** BEGIN STORED ROWS **
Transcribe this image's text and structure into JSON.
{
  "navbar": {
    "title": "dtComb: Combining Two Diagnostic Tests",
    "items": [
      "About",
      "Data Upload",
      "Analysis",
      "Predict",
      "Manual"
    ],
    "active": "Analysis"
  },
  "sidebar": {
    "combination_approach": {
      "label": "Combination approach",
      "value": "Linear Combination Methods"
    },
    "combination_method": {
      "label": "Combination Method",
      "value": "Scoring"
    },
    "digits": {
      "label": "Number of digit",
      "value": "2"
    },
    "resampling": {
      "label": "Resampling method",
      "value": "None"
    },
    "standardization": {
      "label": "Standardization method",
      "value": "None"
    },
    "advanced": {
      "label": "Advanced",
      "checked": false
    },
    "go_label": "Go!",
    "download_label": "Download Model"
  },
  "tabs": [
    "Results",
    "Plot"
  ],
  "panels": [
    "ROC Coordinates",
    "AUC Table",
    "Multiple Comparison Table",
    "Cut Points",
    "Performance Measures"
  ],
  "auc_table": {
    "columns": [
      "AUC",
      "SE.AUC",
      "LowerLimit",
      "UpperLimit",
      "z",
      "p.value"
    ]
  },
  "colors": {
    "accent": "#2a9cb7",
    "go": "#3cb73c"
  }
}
** END STORED ROWS **
-- WRITTEN TASK --
Your task is to print all of the records exactly.

-- RESULT OF THIS TASK --
Transcribe this image's text and structure into JSON.
{
  "navbar": {
    "title": "dtComb: Combining Two Diagnostic Tests",
    "items": [
      "About",
      "Data Upload",
      "Analysis",
      "Predict",
      "Manual"
    ],
    "active": "Analysis"
  },
  "sidebar": {
    "combination_approach": {
      "label": "Combination approach",
      "value": "Linear Combination Methods"
    },
    "combination_method": {
      "label": "Combination Method",
      "value": "Scoring"
    },
    "digits": {
      "label": "Number of digit",
      "value": "2"
    },
    "resampling": {
      "label": "Resampling method",
      "value": "None"
    },
    "standardization": {
      "label": "Standardization method",
      "value": "None"
    },
    "advanced": {
      "label": "Advanced",
      "checked": false
    },
    "go_label": "Go!",
    "download_label": "Download Model"
  },
  "tabs": [
    "Results",
    "Plot"
  ],
  "panels": [
    "ROC Coordinates",
    "AUC Table",
    "Multiple Comparison Table",
    "Cut Points",
    "Performance Measures"
  ],
  "auc_table": {
    "columns": [
      "AUC",
      "SE.AUC",
      "LowerLimit",
      "UpperLimit",
      "z",
      "p.value"
    ]
  },
  "colors": {
    "accent": "#2a9cb7",
    "go": "#3cb73c"
  }
}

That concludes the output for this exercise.